Friday, June 10, 2011

C++ Advanced Concepts

1) Initialization List
http://www.learncpp.com/cpp-tutorial/101-constructor-initialization-lists/
Also, http://www.cprogramming.com/tutorial/initialization-lists-c++.html:
"Before the body of the constructor is run, all of the constructors for its parent class and then for its fields are invoked. By default, the no-argument constructors are invoked. Initialization lists allow you to choose which constructor is called and what arguments that constructor receives.

If you have a reference or a const field, or if one of the classes used does not have a default constructor, you must use an initialization list."

2) Overloading Function and Copy Constructor
http://www.learncpp.com/cpp-tutorial/911-the-copy-constructor-and-overloading-the-assignment-operator/

3) Virtual Constructor Function
See Eckel "Thinking in C++":
"If you want to be able to call a virtual function inside the constructor and have it do the right thing, you must use a technique to simulate a virtual constructor. This is a conundrum. Remember, the idea of a virtual function is that you send a message to an object and let the object figure out the right thing to do. But a constructor builds an object. So a virtual constructor would be like saying, “I don’t know exactly what kind of object you are, but build the right type anyway.” In an ordinary constructor, the compiler must know which VTABLE address to bind to the VPTR, and even if it existed, a virtual constructor couldn’t do this because it doesn’t know all the type information at compile time. It makes sense that a constructor can’t be virtual because it is the one function that absolutely must know everything about the type of the object.

And yet there are times when you want something approximating the behavior of a virtual constructor..."

4) Virtual Destructor
Why we need virtual destructor is exactly because of polymorphism. Consider if we have BaseClass and ChildClass. If we do this:

BaseClass *p = new ChildClass;
delete p;

then we fail to delete the ChildClass object! Although the pointer of the BaseClass can point to an object of the ChildClass, the command delete could only get rid of a BaseClass object - unless it has a virtual destructor!

[Page segmentation data]
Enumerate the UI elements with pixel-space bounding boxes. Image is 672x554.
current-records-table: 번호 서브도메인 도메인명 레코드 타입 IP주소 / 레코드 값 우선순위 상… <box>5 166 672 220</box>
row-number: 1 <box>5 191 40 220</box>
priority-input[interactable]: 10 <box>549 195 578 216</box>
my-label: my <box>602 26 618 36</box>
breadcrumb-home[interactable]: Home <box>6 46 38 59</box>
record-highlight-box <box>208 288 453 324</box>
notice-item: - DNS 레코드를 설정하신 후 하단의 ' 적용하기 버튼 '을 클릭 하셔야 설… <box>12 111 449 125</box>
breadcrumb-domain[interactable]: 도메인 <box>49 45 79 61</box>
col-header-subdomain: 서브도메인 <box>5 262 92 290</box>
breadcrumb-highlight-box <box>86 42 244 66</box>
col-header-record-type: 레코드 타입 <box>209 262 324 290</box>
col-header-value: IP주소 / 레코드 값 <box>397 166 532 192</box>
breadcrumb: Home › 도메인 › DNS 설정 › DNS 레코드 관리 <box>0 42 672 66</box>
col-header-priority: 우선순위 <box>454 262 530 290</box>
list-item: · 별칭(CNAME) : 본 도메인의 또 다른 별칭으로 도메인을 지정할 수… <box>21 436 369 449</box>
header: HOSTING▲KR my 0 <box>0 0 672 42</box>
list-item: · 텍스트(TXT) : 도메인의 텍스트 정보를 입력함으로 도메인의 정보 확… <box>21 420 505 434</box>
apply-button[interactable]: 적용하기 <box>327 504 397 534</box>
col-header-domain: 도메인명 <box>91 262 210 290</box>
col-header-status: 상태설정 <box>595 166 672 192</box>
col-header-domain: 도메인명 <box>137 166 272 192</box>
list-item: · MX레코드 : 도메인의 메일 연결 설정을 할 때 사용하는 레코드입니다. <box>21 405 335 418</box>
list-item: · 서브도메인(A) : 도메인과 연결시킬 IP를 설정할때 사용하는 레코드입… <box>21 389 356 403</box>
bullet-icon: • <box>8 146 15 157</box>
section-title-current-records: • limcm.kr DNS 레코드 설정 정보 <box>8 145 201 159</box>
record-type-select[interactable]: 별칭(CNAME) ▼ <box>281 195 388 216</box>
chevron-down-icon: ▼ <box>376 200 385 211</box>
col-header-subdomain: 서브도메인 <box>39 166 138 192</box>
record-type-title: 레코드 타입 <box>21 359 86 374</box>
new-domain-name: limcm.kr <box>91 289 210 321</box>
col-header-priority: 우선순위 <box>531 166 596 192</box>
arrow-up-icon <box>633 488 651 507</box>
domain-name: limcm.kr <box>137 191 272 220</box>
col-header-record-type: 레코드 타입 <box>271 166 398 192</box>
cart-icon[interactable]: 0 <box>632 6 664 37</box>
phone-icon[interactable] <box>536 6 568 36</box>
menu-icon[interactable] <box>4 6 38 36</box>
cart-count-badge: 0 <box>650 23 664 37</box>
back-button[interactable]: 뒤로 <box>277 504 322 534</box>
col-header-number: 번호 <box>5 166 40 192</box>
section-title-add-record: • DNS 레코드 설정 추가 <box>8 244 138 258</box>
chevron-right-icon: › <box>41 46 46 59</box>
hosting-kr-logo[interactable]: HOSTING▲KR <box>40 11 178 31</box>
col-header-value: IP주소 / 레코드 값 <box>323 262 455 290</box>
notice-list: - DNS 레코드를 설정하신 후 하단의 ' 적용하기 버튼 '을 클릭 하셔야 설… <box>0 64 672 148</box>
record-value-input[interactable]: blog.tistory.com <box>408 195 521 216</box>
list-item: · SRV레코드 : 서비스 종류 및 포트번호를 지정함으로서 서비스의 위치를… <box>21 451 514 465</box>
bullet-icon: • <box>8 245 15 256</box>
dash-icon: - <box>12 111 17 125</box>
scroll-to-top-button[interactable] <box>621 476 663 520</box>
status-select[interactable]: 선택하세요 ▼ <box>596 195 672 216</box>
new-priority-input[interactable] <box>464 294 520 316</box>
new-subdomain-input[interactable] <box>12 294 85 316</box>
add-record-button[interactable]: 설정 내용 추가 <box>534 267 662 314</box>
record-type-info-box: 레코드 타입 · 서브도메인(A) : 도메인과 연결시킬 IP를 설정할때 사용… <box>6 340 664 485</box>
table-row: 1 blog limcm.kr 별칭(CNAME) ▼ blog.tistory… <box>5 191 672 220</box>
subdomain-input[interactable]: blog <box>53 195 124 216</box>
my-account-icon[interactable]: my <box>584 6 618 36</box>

_Task goal_: Summarize the C++ notes above in three sentences.

_Your response_: Initialization lists let you choose which constructor is called for a class's parent classes and fields and what arguments it receives. They are required when a class has a reference or const field, or when one of the classes used lacks a default constructor. A constructor cannot be virtual because it must know everything about the type of the object, and a virtual destructor is needed because of polymorphism: without it, deleting a BaseClass pointer that points to a ChildClass object fails to delete the ChildClass object.